## Data for this task

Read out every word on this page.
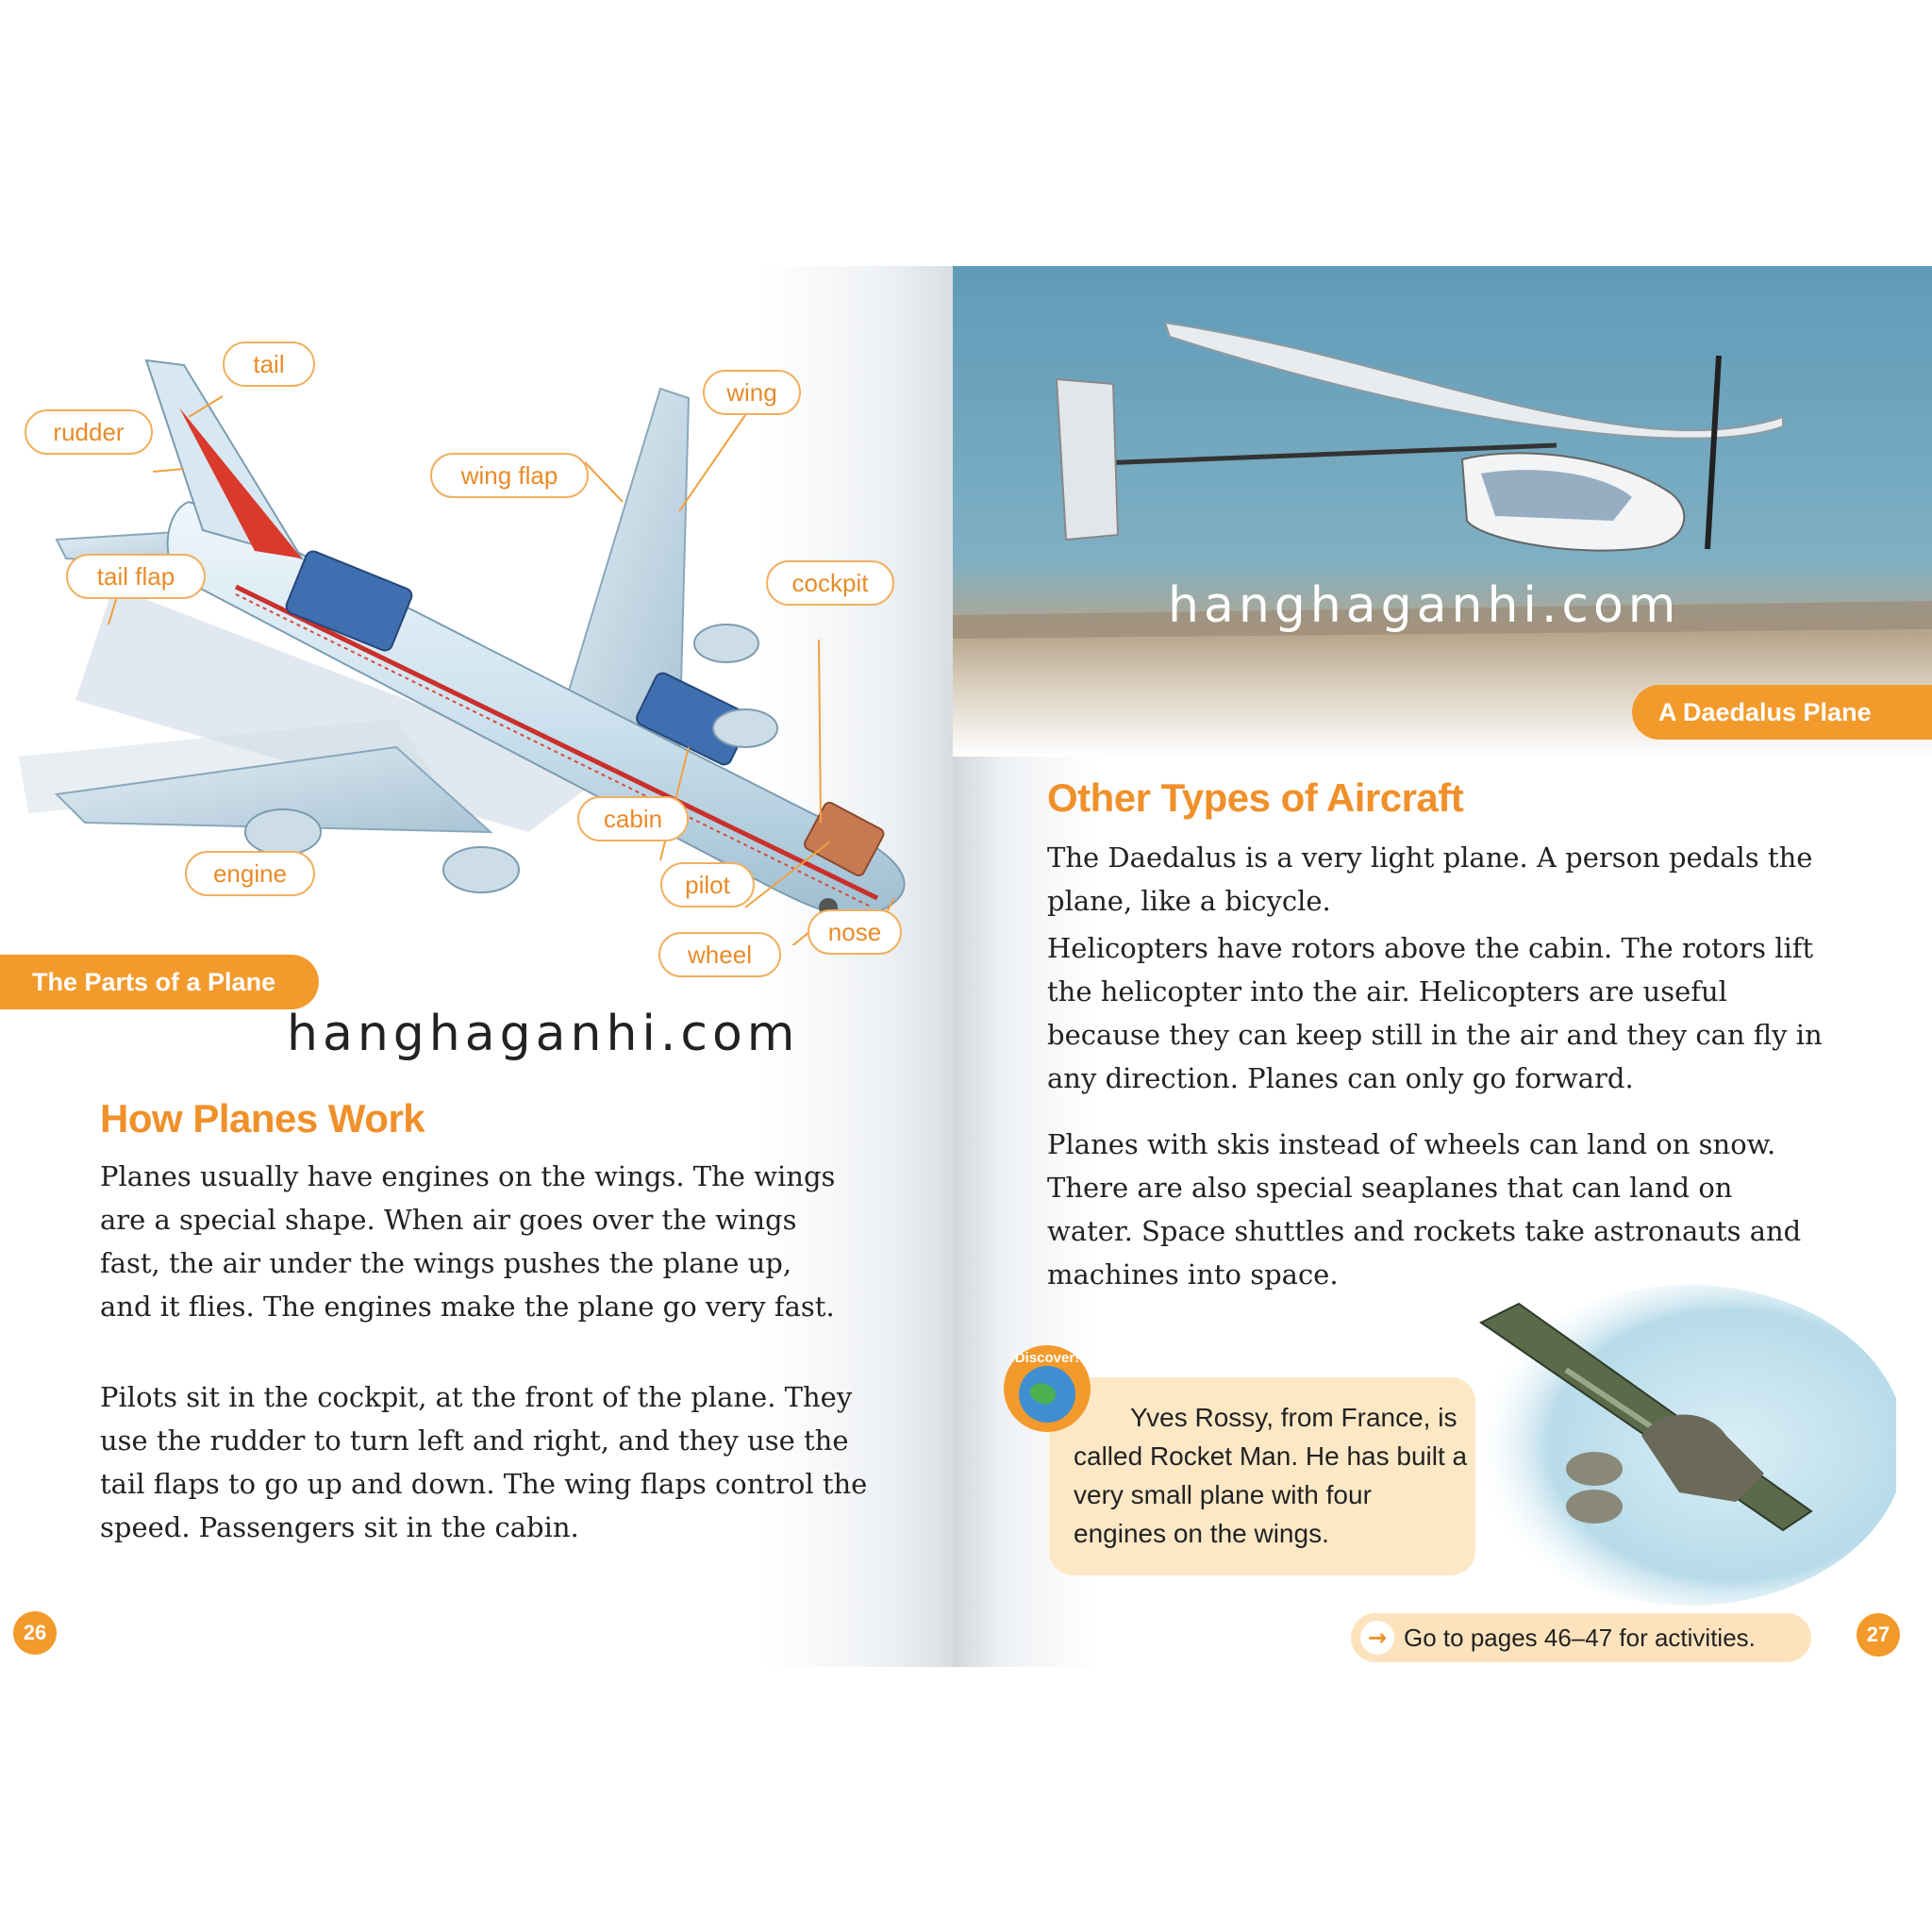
tail
rudder
wing flap
wing
tail flap	cockpit
cabin
engine	pilot
nose
wheel
The Parts of a Plane
hanghaganhi.com
How Planes Work

Planes usually have engines on the wings. The wings are a special shape. When air goes over the wings fast, the air under the wings pushes the plane up, and it flies. The engines make the plane go very fast.

Pilots sit in the cockpit, at the front of the plane. They use the rudder to turn left and right, and they use the tail flaps to go up and down. The wing flaps control the speed. Passengers sit in the cabin.

26
A Daedalus Plane
hanghaganhi.com
Other Types of Aircraft

The Daedalus is a very light plane. A person pedals the plane, like a bicycle.

Helicopters have rotors above the cabin. The rotors lift the helicopter into the air. Helicopters are useful because they can keep still in the air and they can fly in any direction. Planes can only go forward.

Planes with skis instead of wheels can land on snow. There are also special seaplanes that can land on water. Space shuttles and rockets take astronauts and machines into space.

Discover!

Yves Rossy, from France, is called Rocket Man. He has built a very small plane with four engines on the wings.

→ Go to pages 46–47 for activities.	27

## Work to complete
Ignore the images and quote every line of the listing exactly.

## Problem solution
Read out every word on this page.
tail
rudder
wing flap
wing
tail flap	cockpit
cabin
engine	pilot
nose
wheel
The Parts of a Plane
hanghaganhi.com
How Planes Work

Planes usually have engines on the wings. The wings are a special shape. When air goes over the wings fast, the air under the wings pushes the plane up, and it flies. The engines make the plane go very fast.

Pilots sit in the cockpit, at the front of the plane. They use the rudder to turn left and right, and they use the tail flaps to go up and down. The wing flaps control the speed. Passengers sit in the cabin.

26
A Daedalus Plane
hanghaganhi.com
Other Types of Aircraft

The Daedalus is a very light plane. A person pedals the plane, like a bicycle.

Helicopters have rotors above the cabin. The rotors lift the helicopter into the air. Helicopters are useful because they can keep still in the air and they can fly in any direction. Planes can only go forward.

Planes with skis instead of wheels can land on snow. There are also special seaplanes that can land on water. Space shuttles and rockets take astronauts and machines into space.

Discover!

Yves Rossy, from France, is called Rocket Man. He has built a very small plane with four engines on the wings.

→ Go to pages 46–47 for activities.	27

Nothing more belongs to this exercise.